Aim:
From the listing below, count the lines where the string "amount" occurs. Give the number, with no other words.

Extracted records:
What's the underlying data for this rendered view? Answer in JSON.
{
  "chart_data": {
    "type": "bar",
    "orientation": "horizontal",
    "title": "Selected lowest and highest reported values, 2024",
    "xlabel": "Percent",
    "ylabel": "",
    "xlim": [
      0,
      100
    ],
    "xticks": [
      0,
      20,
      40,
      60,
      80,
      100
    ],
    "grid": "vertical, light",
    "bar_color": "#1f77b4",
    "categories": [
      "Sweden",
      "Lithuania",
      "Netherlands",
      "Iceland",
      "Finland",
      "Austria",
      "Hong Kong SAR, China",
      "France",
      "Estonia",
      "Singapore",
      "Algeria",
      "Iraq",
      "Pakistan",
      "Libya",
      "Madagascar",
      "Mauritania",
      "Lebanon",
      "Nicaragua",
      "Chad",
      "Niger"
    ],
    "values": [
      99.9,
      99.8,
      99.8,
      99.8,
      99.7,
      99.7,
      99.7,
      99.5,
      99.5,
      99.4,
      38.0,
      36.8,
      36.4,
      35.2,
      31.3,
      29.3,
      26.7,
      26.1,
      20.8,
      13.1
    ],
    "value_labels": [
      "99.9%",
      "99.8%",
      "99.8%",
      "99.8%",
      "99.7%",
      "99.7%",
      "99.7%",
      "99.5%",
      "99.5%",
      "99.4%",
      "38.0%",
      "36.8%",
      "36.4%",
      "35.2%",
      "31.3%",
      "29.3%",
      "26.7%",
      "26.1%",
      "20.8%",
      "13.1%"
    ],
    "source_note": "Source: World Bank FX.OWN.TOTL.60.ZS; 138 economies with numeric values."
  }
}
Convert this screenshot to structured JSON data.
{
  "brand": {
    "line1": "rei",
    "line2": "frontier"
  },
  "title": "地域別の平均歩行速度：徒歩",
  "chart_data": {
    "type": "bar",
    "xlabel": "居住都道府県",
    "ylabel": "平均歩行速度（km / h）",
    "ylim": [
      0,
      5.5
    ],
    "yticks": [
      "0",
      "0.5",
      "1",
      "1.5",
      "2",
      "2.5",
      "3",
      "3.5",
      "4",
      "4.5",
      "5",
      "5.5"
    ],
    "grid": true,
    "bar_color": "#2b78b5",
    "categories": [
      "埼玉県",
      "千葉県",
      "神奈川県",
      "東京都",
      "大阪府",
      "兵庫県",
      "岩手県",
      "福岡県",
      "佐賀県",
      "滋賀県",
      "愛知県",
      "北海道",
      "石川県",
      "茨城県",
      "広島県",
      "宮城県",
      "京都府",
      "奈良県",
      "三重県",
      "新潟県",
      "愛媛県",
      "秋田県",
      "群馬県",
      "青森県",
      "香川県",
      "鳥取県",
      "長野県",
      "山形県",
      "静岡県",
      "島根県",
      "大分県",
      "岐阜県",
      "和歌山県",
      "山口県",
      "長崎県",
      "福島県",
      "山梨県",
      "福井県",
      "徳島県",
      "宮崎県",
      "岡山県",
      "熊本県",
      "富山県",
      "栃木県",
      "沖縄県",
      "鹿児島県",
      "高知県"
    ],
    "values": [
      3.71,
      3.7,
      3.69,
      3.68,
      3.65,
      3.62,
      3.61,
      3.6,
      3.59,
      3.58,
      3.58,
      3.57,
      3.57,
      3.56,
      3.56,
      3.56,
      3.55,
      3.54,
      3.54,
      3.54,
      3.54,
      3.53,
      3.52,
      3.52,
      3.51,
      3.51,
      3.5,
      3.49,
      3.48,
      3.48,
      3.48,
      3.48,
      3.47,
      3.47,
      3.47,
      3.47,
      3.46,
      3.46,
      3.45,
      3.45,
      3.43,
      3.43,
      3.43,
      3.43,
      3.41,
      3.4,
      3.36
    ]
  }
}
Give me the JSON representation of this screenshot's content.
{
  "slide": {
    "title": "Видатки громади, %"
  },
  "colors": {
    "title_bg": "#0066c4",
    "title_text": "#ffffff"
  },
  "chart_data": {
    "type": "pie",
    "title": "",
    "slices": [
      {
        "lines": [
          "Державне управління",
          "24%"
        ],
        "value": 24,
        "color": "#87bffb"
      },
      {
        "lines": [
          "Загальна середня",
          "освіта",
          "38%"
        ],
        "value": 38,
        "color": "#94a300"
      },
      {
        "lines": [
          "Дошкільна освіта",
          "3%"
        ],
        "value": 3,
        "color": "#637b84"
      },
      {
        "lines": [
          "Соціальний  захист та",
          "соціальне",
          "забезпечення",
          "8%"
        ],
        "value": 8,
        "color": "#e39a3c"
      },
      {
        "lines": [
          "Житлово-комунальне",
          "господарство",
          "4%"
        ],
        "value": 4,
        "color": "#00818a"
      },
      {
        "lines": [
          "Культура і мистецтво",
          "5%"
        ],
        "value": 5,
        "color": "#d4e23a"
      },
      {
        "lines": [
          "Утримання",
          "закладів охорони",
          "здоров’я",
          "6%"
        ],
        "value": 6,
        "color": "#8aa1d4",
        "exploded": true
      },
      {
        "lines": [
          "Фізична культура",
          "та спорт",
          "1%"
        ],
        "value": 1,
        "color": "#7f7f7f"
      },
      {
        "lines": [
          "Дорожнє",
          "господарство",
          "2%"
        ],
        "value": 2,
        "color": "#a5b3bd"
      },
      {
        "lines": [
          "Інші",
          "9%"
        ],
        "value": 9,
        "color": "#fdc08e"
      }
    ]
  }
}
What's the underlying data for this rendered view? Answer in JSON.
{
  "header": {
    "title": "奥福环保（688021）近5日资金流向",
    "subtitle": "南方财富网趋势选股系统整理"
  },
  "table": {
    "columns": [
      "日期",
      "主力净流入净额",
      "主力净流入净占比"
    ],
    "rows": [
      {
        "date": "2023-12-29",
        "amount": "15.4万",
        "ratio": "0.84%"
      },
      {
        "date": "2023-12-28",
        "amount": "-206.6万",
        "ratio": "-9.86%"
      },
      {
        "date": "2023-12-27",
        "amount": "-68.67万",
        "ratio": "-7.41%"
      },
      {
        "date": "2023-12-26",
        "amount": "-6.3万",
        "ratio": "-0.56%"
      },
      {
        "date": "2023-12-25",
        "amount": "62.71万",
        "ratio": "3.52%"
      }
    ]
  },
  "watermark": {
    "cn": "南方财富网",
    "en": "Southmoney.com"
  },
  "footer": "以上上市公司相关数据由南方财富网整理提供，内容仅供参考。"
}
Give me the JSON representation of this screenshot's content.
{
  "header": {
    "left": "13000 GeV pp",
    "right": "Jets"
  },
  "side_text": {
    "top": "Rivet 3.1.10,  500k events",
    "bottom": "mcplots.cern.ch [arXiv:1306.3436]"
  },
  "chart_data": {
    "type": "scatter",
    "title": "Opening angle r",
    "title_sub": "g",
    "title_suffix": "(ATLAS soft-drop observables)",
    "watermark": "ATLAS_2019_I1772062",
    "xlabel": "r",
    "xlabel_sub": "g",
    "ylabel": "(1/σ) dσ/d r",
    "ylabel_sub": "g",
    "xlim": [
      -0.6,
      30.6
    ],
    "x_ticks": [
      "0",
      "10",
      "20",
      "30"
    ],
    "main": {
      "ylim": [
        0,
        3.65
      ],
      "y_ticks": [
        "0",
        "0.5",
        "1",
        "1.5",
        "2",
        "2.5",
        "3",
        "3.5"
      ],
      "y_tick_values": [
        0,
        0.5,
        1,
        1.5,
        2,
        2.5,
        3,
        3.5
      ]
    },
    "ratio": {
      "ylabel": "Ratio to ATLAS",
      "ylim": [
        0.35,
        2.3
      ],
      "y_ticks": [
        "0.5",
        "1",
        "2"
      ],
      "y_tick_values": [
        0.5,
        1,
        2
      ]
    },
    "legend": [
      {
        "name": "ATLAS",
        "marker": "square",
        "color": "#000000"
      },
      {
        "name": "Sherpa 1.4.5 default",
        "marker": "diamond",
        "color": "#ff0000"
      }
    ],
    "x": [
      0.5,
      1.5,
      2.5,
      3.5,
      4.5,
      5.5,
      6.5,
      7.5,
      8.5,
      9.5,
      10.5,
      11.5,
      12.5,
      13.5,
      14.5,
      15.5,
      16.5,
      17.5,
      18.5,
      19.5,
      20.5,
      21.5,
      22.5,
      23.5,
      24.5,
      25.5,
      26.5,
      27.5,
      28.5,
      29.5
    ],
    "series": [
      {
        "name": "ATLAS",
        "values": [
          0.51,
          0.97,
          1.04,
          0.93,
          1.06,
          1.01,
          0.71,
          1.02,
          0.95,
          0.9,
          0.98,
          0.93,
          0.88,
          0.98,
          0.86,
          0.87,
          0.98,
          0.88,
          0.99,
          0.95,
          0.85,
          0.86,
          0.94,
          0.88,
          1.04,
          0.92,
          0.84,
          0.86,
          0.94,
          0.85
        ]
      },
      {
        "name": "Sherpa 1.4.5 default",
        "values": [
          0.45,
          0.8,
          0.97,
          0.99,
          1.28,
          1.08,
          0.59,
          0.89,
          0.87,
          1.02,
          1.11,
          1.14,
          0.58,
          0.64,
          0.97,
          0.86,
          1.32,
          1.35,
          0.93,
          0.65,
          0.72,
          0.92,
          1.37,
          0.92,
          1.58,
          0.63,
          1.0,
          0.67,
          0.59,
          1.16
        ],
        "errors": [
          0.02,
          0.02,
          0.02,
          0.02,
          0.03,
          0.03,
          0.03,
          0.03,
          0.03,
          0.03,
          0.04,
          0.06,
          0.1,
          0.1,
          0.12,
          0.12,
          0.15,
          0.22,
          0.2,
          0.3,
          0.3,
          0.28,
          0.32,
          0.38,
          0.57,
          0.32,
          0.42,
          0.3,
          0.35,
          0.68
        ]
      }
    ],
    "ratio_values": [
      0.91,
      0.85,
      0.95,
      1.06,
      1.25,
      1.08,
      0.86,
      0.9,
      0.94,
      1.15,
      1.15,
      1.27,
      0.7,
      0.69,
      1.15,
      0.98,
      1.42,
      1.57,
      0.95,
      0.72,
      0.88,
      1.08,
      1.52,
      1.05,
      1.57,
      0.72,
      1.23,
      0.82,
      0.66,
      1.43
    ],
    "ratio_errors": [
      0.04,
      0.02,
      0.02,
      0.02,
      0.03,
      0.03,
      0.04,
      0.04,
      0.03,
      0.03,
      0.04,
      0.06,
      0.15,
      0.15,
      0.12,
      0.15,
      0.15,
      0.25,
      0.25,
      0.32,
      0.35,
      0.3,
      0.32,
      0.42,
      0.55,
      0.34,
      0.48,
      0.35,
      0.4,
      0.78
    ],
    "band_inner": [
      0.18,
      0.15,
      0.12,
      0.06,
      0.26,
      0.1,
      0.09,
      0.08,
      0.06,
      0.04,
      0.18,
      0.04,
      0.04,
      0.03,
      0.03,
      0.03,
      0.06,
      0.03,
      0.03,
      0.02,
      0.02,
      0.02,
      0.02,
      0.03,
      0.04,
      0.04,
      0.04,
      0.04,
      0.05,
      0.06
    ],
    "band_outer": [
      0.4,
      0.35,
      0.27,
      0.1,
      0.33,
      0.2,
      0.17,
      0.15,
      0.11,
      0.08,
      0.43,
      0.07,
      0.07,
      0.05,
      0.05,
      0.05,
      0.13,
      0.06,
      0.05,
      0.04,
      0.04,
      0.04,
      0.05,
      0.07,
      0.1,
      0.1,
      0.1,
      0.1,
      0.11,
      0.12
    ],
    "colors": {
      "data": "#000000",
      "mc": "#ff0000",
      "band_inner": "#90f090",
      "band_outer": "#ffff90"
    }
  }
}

Reply to the task:
5